------ Records provided
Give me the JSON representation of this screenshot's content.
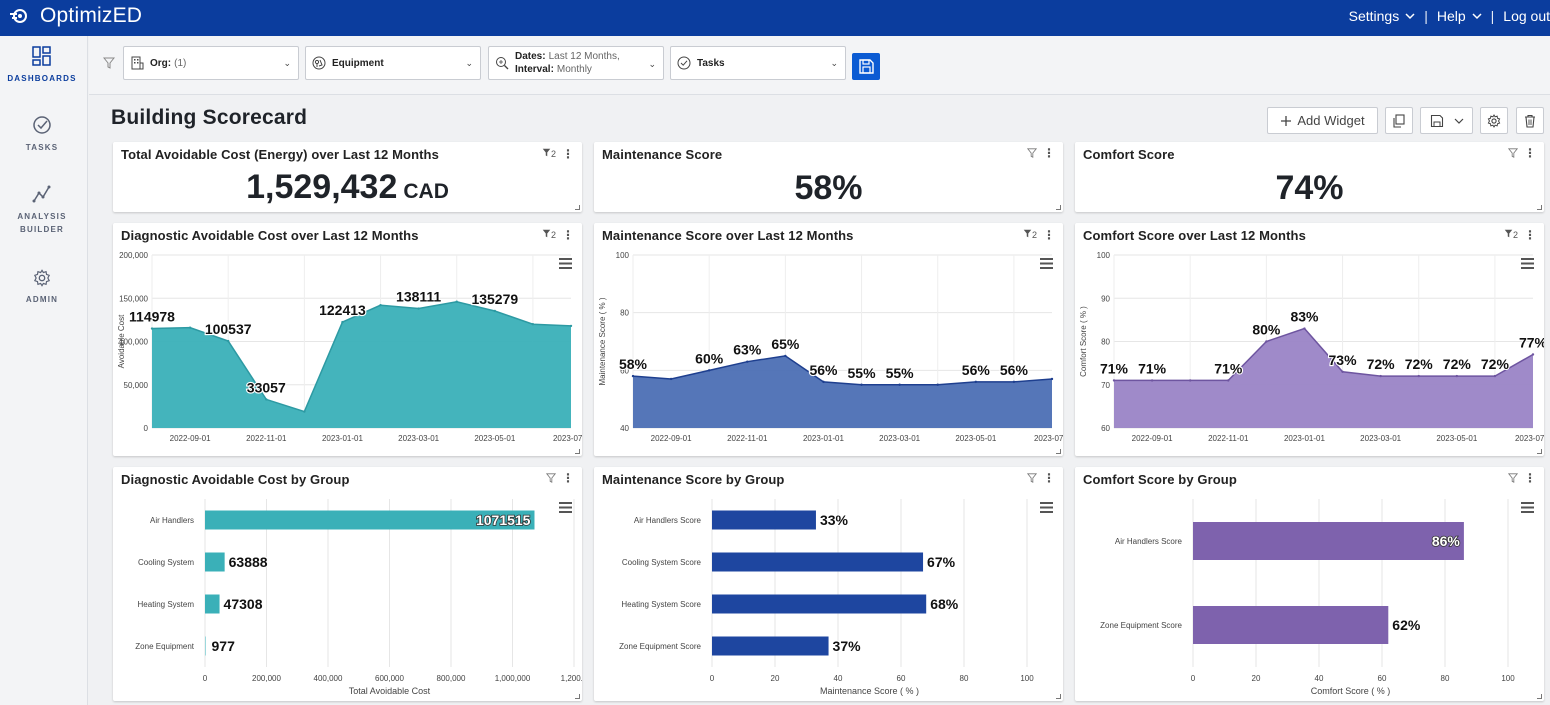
{
  "brand": {
    "name": "OptimizED"
  },
  "topnav": {
    "settings": "Settings",
    "help": "Help",
    "logout": "Log out",
    "separator": "|"
  },
  "sidebar": {
    "items": [
      {
        "label": "DASHBOARDS",
        "line2": ""
      },
      {
        "label": "TASKS",
        "line2": ""
      },
      {
        "label": "ANALYSIS",
        "line2": "BUILDER"
      },
      {
        "label": "ADMIN",
        "line2": ""
      }
    ]
  },
  "filters": {
    "org": {
      "label": "Org:",
      "value": "(1)"
    },
    "equipment": {
      "label": "Equipment"
    },
    "dates": {
      "label": "Dates:",
      "value": "Last 12 Months,",
      "interval_label": "Interval:",
      "interval_value": "Monthly"
    },
    "tasks": {
      "label": "Tasks"
    }
  },
  "page": {
    "title": "Building Scorecard"
  },
  "toolbar": {
    "add_widget": "Add Widget"
  },
  "colors": {
    "brand": "#0b3d9e",
    "teal": "#3ab0b8",
    "navy": "#1e46a0",
    "purple": "#7e62ad"
  },
  "widgets": {
    "kpi_cost": {
      "title": "Total Avoidable Cost (Energy) over Last 12 Months",
      "value": "1,529,432",
      "unit": "CAD",
      "filter_count": "2"
    },
    "kpi_maint": {
      "title": "Maintenance Score",
      "value": "58%"
    },
    "kpi_comfort": {
      "title": "Comfort Score",
      "value": "74%"
    },
    "line_cost": {
      "title": "Diagnostic Avoidable Cost over Last 12 Months",
      "filter_count": "2"
    },
    "line_maint": {
      "title": "Maintenance Score over Last 12 Months",
      "filter_count": "2"
    },
    "line_comfort": {
      "title": "Comfort Score over Last 12 Months",
      "filter_count": "2"
    },
    "bar_cost": {
      "title": "Diagnostic Avoidable Cost by Group"
    },
    "bar_maint": {
      "title": "Maintenance Score by Group"
    },
    "bar_comfort": {
      "title": "Comfort Score by Group"
    }
  },
  "chart_data": [
    {
      "id": "line_cost",
      "type": "area",
      "title": "Diagnostic Avoidable Cost over Last 12 Months",
      "ylabel": "Avoidable Cost",
      "ylim": [
        0,
        200000
      ],
      "yticks": [
        "0",
        "50,000",
        "100,000",
        "150,000",
        "200,000"
      ],
      "xticks": [
        "2022-09-01",
        "2022-11-01",
        "2023-01-01",
        "2023-03-01",
        "2023-05-01",
        "2023-07..."
      ],
      "x": [
        "2022-08",
        "2022-09",
        "2022-10",
        "2022-11",
        "2022-12",
        "2023-01",
        "2023-02",
        "2023-03",
        "2023-04",
        "2023-05",
        "2023-06",
        "2023-07"
      ],
      "values": [
        114978,
        116000,
        100537,
        33057,
        19000,
        122413,
        142000,
        138111,
        146000,
        135279,
        120000,
        118000
      ],
      "labels": [
        "114978",
        "",
        "100537",
        "33057",
        "",
        "122413",
        "",
        "138111",
        "",
        "135279",
        "",
        ""
      ],
      "color": "#3ab0b8",
      "stroke": "#2d9aa3"
    },
    {
      "id": "line_maint",
      "type": "area",
      "title": "Maintenance Score over Last 12 Months",
      "ylabel": "Maintenance Score ( % )",
      "ylim": [
        40,
        100
      ],
      "yticks": [
        "40",
        "60",
        "80",
        "100"
      ],
      "xticks": [
        "2022-09-01",
        "2022-11-01",
        "2023-01-01",
        "2023-03-01",
        "2023-05-01",
        "2023-07..."
      ],
      "x": [
        "2022-08",
        "2022-09",
        "2022-10",
        "2022-11",
        "2022-12",
        "2023-01",
        "2023-02",
        "2023-03",
        "2023-04",
        "2023-05",
        "2023-06",
        "2023-07"
      ],
      "values": [
        58,
        57,
        60,
        63,
        65,
        56,
        55,
        55,
        55,
        56,
        56,
        57
      ],
      "labels": [
        "58%",
        "",
        "60%",
        "63%",
        "65%",
        "56%",
        "55%",
        "55%",
        "",
        "56%",
        "56%",
        ""
      ],
      "color": "#4c6fb4",
      "stroke": "#1e3f8f"
    },
    {
      "id": "line_comfort",
      "type": "area",
      "title": "Comfort Score over Last 12 Months",
      "ylabel": "Comfort Score ( % )",
      "ylim": [
        60,
        100
      ],
      "yticks": [
        "60",
        "70",
        "80",
        "90",
        "100"
      ],
      "xticks": [
        "2022-09-01",
        "2022-11-01",
        "2023-01-01",
        "2023-03-01",
        "2023-05-01",
        "2023-07..."
      ],
      "x": [
        "2022-08",
        "2022-09",
        "2022-10",
        "2022-11",
        "2022-12",
        "2023-01",
        "2023-02",
        "2023-03",
        "2023-04",
        "2023-05",
        "2023-06",
        "2023-07"
      ],
      "values": [
        71,
        71,
        71,
        71,
        80,
        83,
        73,
        72,
        72,
        72,
        72,
        77
      ],
      "labels": [
        "71%",
        "71%",
        "",
        "71%",
        "80%",
        "83%",
        "73%",
        "72%",
        "72%",
        "72%",
        "72%",
        "77%"
      ],
      "color": "#9a84c6",
      "stroke": "#6e55a0"
    },
    {
      "id": "bar_cost",
      "type": "bar",
      "orientation": "horizontal",
      "title": "Diagnostic Avoidable Cost by Group",
      "xlabel": "Total Avoidable Cost",
      "xlim": [
        0,
        1200000
      ],
      "xticks": [
        "0",
        "200,000",
        "400,000",
        "600,000",
        "800,000",
        "1,000,000",
        "1,200..."
      ],
      "categories": [
        "Air Handlers",
        "Cooling System",
        "Heating System",
        "Zone Equipment"
      ],
      "values": [
        1071515,
        63888,
        47308,
        977
      ],
      "labels": [
        "1071515",
        "63888",
        "47308",
        "977"
      ],
      "color": "#3ab0b8"
    },
    {
      "id": "bar_maint",
      "type": "bar",
      "orientation": "horizontal",
      "title": "Maintenance Score by Group",
      "xlabel": "Maintenance Score ( % )",
      "xlim": [
        0,
        100
      ],
      "xticks": [
        "0",
        "20",
        "40",
        "60",
        "80",
        "100"
      ],
      "categories": [
        "Air Handlers Score",
        "Cooling System Score",
        "Heating System Score",
        "Zone Equipment Score"
      ],
      "values": [
        33,
        67,
        68,
        37
      ],
      "labels": [
        "33%",
        "67%",
        "68%",
        "37%"
      ],
      "color": "#1e46a0"
    },
    {
      "id": "bar_comfort",
      "type": "bar",
      "orientation": "horizontal",
      "title": "Comfort Score by Group",
      "xlabel": "Comfort Score ( % )",
      "xlim": [
        0,
        100
      ],
      "xticks": [
        "0",
        "20",
        "40",
        "60",
        "80",
        "100"
      ],
      "categories": [
        "Air Handlers Score",
        "Zone Equipment Score"
      ],
      "values": [
        86,
        62
      ],
      "labels": [
        "86%",
        "62%"
      ],
      "color": "#7e62ad"
    }
  ]
}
------------
**Exercise directions**
All of the entries above should be copied exactly, except for the pictures.

**Exercise result**
Give me the JSON representation of this screenshot's content.
{
  "brand": {
    "name": "OptimizED"
  },
  "topnav": {
    "settings": "Settings",
    "help": "Help",
    "logout": "Log out",
    "separator": "|"
  },
  "sidebar": {
    "items": [
      {
        "label": "DASHBOARDS",
        "line2": ""
      },
      {
        "label": "TASKS",
        "line2": ""
      },
      {
        "label": "ANALYSIS",
        "line2": "BUILDER"
      },
      {
        "label": "ADMIN",
        "line2": ""
      }
    ]
  },
  "filters": {
    "org": {
      "label": "Org:",
      "value": "(1)"
    },
    "equipment": {
      "label": "Equipment"
    },
    "dates": {
      "label": "Dates:",
      "value": "Last 12 Months,",
      "interval_label": "Interval:",
      "interval_value": "Monthly"
    },
    "tasks": {
      "label": "Tasks"
    }
  },
  "page": {
    "title": "Building Scorecard"
  },
  "toolbar": {
    "add_widget": "Add Widget"
  },
  "colors": {
    "brand": "#0b3d9e",
    "teal": "#3ab0b8",
    "navy": "#1e46a0",
    "purple": "#7e62ad"
  },
  "widgets": {
    "kpi_cost": {
      "title": "Total Avoidable Cost (Energy) over Last 12 Months",
      "value": "1,529,432",
      "unit": "CAD",
      "filter_count": "2"
    },
    "kpi_maint": {
      "title": "Maintenance Score",
      "value": "58%"
    },
    "kpi_comfort": {
      "title": "Comfort Score",
      "value": "74%"
    },
    "line_cost": {
      "title": "Diagnostic Avoidable Cost over Last 12 Months",
      "filter_count": "2"
    },
    "line_maint": {
      "title": "Maintenance Score over Last 12 Months",
      "filter_count": "2"
    },
    "line_comfort": {
      "title": "Comfort Score over Last 12 Months",
      "filter_count": "2"
    },
    "bar_cost": {
      "title": "Diagnostic Avoidable Cost by Group"
    },
    "bar_maint": {
      "title": "Maintenance Score by Group"
    },
    "bar_comfort": {
      "title": "Comfort Score by Group"
    }
  },
  "chart_data": [
    {
      "id": "line_cost",
      "type": "area",
      "title": "Diagnostic Avoidable Cost over Last 12 Months",
      "ylabel": "Avoidable Cost",
      "ylim": [
        0,
        200000
      ],
      "yticks": [
        "0",
        "50,000",
        "100,000",
        "150,000",
        "200,000"
      ],
      "xticks": [
        "2022-09-01",
        "2022-11-01",
        "2023-01-01",
        "2023-03-01",
        "2023-05-01",
        "2023-07..."
      ],
      "x": [
        "2022-08",
        "2022-09",
        "2022-10",
        "2022-11",
        "2022-12",
        "2023-01",
        "2023-02",
        "2023-03",
        "2023-04",
        "2023-05",
        "2023-06",
        "2023-07"
      ],
      "values": [
        114978,
        116000,
        100537,
        33057,
        19000,
        122413,
        142000,
        138111,
        146000,
        135279,
        120000,
        118000
      ],
      "labels": [
        "114978",
        "",
        "100537",
        "33057",
        "",
        "122413",
        "",
        "138111",
        "",
        "135279",
        "",
        ""
      ],
      "color": "#3ab0b8",
      "stroke": "#2d9aa3"
    },
    {
      "id": "line_maint",
      "type": "area",
      "title": "Maintenance Score over Last 12 Months",
      "ylabel": "Maintenance Score ( % )",
      "ylim": [
        40,
        100
      ],
      "yticks": [
        "40",
        "60",
        "80",
        "100"
      ],
      "xticks": [
        "2022-09-01",
        "2022-11-01",
        "2023-01-01",
        "2023-03-01",
        "2023-05-01",
        "2023-07..."
      ],
      "x": [
        "2022-08",
        "2022-09",
        "2022-10",
        "2022-11",
        "2022-12",
        "2023-01",
        "2023-02",
        "2023-03",
        "2023-04",
        "2023-05",
        "2023-06",
        "2023-07"
      ],
      "values": [
        58,
        57,
        60,
        63,
        65,
        56,
        55,
        55,
        55,
        56,
        56,
        57
      ],
      "labels": [
        "58%",
        "",
        "60%",
        "63%",
        "65%",
        "56%",
        "55%",
        "55%",
        "",
        "56%",
        "56%",
        ""
      ],
      "color": "#4c6fb4",
      "stroke": "#1e3f8f"
    },
    {
      "id": "line_comfort",
      "type": "area",
      "title": "Comfort Score over Last 12 Months",
      "ylabel": "Comfort Score ( % )",
      "ylim": [
        60,
        100
      ],
      "yticks": [
        "60",
        "70",
        "80",
        "90",
        "100"
      ],
      "xticks": [
        "2022-09-01",
        "2022-11-01",
        "2023-01-01",
        "2023-03-01",
        "2023-05-01",
        "2023-07..."
      ],
      "x": [
        "2022-08",
        "2022-09",
        "2022-10",
        "2022-11",
        "2022-12",
        "2023-01",
        "2023-02",
        "2023-03",
        "2023-04",
        "2023-05",
        "2023-06",
        "2023-07"
      ],
      "values": [
        71,
        71,
        71,
        71,
        80,
        83,
        73,
        72,
        72,
        72,
        72,
        77
      ],
      "labels": [
        "71%",
        "71%",
        "",
        "71%",
        "80%",
        "83%",
        "73%",
        "72%",
        "72%",
        "72%",
        "72%",
        "77%"
      ],
      "color": "#9a84c6",
      "stroke": "#6e55a0"
    },
    {
      "id": "bar_cost",
      "type": "bar",
      "orientation": "horizontal",
      "title": "Diagnostic Avoidable Cost by Group",
      "xlabel": "Total Avoidable Cost",
      "xlim": [
        0,
        1200000
      ],
      "xticks": [
        "0",
        "200,000",
        "400,000",
        "600,000",
        "800,000",
        "1,000,000",
        "1,200..."
      ],
      "categories": [
        "Air Handlers",
        "Cooling System",
        "Heating System",
        "Zone Equipment"
      ],
      "values": [
        1071515,
        63888,
        47308,
        977
      ],
      "labels": [
        "1071515",
        "63888",
        "47308",
        "977"
      ],
      "color": "#3ab0b8"
    },
    {
      "id": "bar_maint",
      "type": "bar",
      "orientation": "horizontal",
      "title": "Maintenance Score by Group",
      "xlabel": "Maintenance Score ( % )",
      "xlim": [
        0,
        100
      ],
      "xticks": [
        "0",
        "20",
        "40",
        "60",
        "80",
        "100"
      ],
      "categories": [
        "Air Handlers Score",
        "Cooling System Score",
        "Heating System Score",
        "Zone Equipment Score"
      ],
      "values": [
        33,
        67,
        68,
        37
      ],
      "labels": [
        "33%",
        "67%",
        "68%",
        "37%"
      ],
      "color": "#1e46a0"
    },
    {
      "id": "bar_comfort",
      "type": "bar",
      "orientation": "horizontal",
      "title": "Comfort Score by Group",
      "xlabel": "Comfort Score ( % )",
      "xlim": [
        0,
        100
      ],
      "xticks": [
        "0",
        "20",
        "40",
        "60",
        "80",
        "100"
      ],
      "categories": [
        "Air Handlers Score",
        "Zone Equipment Score"
      ],
      "values": [
        86,
        62
      ],
      "labels": [
        "86%",
        "62%"
      ],
      "color": "#7e62ad"
    }
  ]
}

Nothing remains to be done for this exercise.